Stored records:
· · · ·

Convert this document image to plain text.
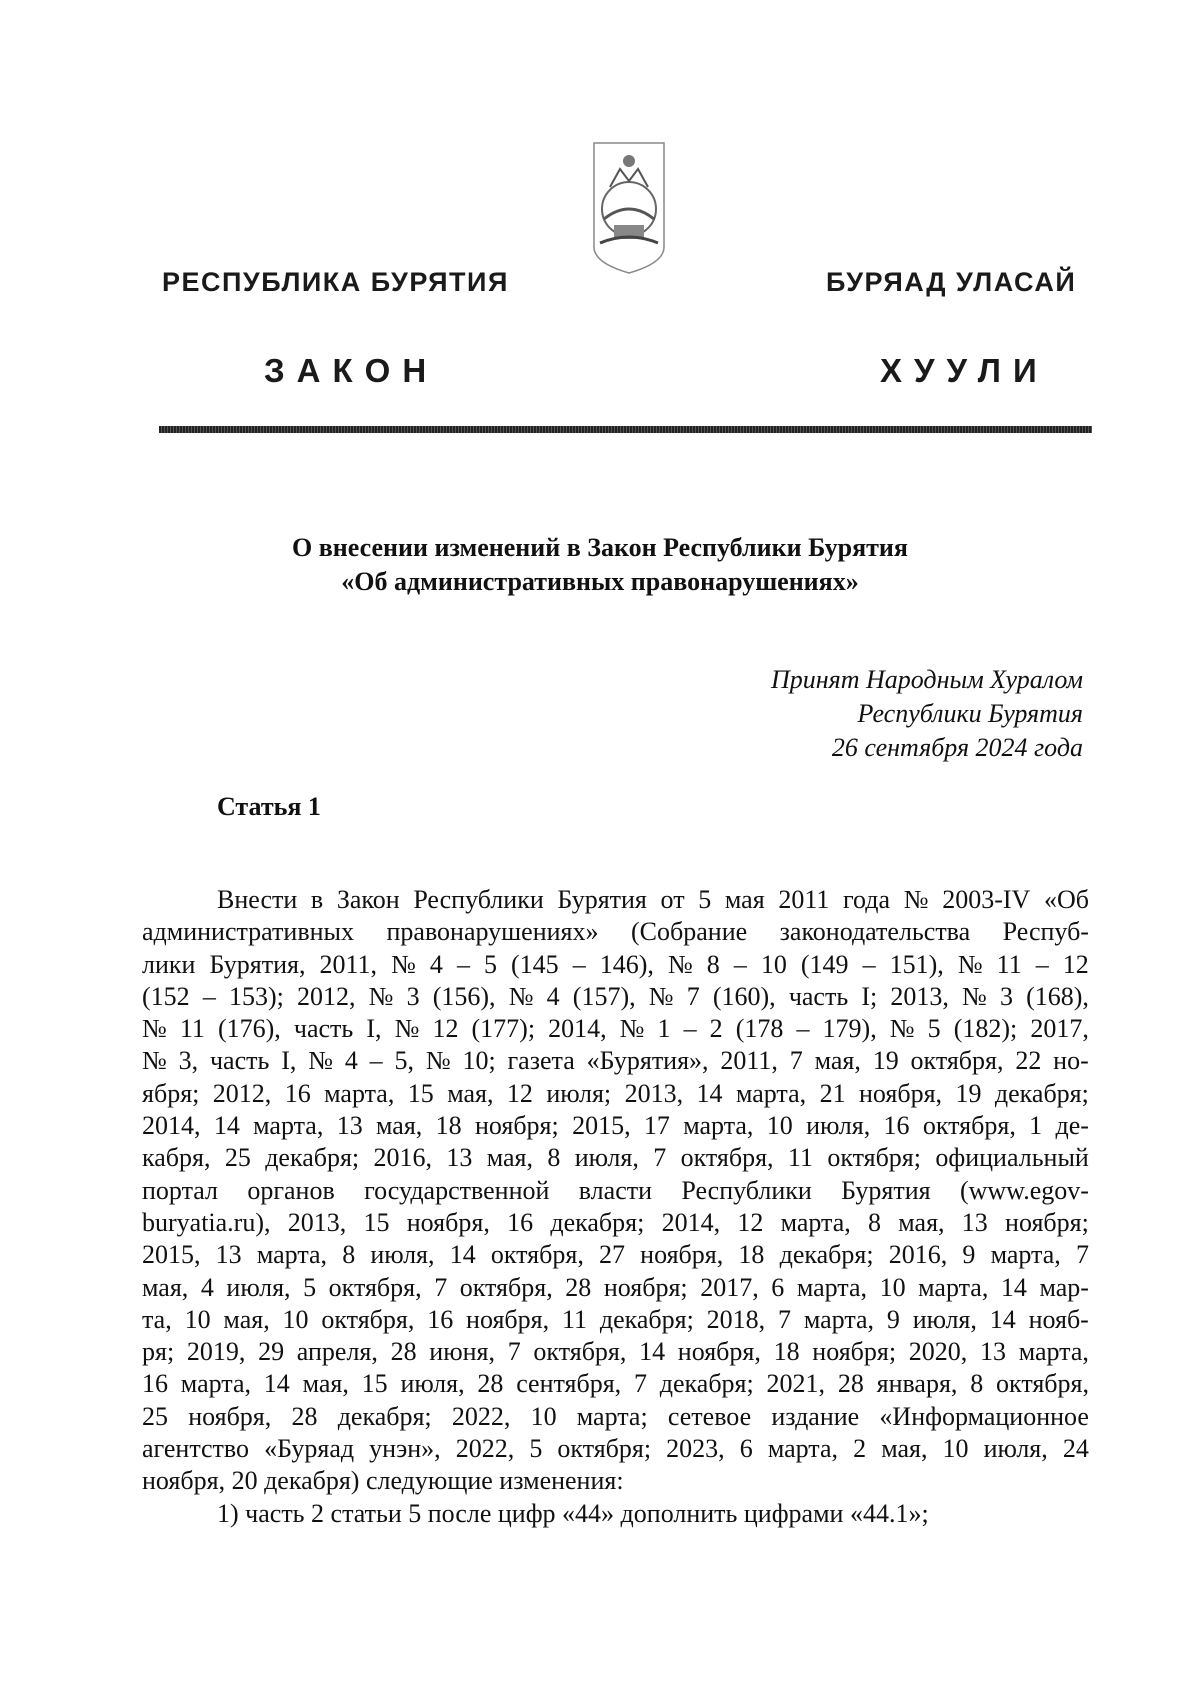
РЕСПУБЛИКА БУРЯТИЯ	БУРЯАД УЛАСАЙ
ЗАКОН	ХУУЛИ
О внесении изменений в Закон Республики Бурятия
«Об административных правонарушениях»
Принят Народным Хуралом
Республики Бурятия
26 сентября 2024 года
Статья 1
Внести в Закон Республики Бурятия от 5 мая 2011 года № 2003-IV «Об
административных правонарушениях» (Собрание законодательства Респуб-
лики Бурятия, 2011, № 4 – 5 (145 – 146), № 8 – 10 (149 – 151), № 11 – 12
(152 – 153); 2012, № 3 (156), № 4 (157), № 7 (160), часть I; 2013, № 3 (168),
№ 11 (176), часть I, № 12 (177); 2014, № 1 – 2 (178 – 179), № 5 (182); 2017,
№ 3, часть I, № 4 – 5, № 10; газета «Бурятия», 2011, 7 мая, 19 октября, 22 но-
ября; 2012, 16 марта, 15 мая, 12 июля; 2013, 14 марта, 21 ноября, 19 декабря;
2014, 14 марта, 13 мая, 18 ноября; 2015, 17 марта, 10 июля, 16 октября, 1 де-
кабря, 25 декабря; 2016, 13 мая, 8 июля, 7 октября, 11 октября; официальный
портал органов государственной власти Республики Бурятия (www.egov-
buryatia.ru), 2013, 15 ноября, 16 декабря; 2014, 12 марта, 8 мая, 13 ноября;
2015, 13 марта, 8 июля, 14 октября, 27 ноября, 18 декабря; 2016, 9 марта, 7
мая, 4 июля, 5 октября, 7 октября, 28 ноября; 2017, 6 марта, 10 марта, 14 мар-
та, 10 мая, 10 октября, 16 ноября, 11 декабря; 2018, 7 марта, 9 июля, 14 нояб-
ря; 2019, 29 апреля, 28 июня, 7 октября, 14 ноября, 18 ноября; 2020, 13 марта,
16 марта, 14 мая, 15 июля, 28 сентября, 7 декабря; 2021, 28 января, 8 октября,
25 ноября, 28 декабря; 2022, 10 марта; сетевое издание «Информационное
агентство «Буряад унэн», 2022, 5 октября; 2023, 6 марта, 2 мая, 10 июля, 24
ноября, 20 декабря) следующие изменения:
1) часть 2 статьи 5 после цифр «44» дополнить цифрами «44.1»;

· · · ·

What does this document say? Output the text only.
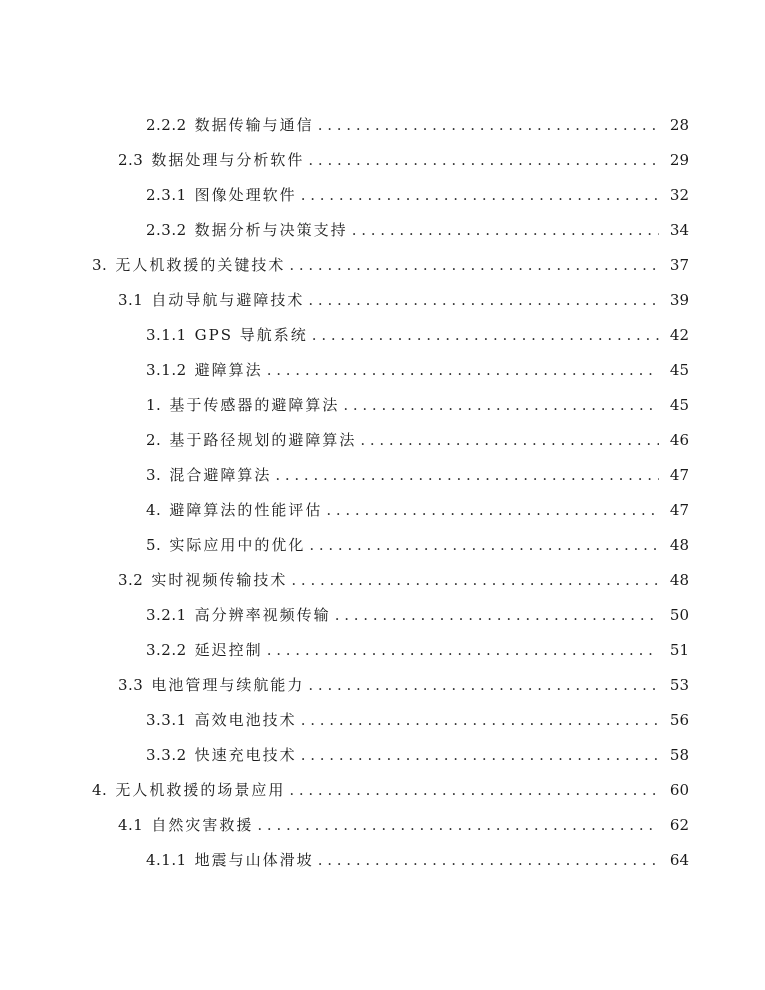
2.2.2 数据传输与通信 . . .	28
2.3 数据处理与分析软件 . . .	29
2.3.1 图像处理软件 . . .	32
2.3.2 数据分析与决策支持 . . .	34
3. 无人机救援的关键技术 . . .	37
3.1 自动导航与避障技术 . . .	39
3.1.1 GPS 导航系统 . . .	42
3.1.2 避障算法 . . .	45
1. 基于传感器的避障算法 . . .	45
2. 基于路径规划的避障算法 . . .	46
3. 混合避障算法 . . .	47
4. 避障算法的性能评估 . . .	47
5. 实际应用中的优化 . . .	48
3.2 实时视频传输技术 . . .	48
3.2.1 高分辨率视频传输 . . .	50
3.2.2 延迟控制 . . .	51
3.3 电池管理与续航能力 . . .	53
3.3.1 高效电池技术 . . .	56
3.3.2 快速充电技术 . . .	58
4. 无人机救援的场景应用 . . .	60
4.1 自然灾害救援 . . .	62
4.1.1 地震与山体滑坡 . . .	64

· · · ·

▶ Stated goal:
Copy out every line holding the string "сентября".

▶ Result below:
26 сентября 2024 года
16 марта, 14 мая, 15 июля, 28 сентября, 7 декабря; 2021, 28 января, 8 октября,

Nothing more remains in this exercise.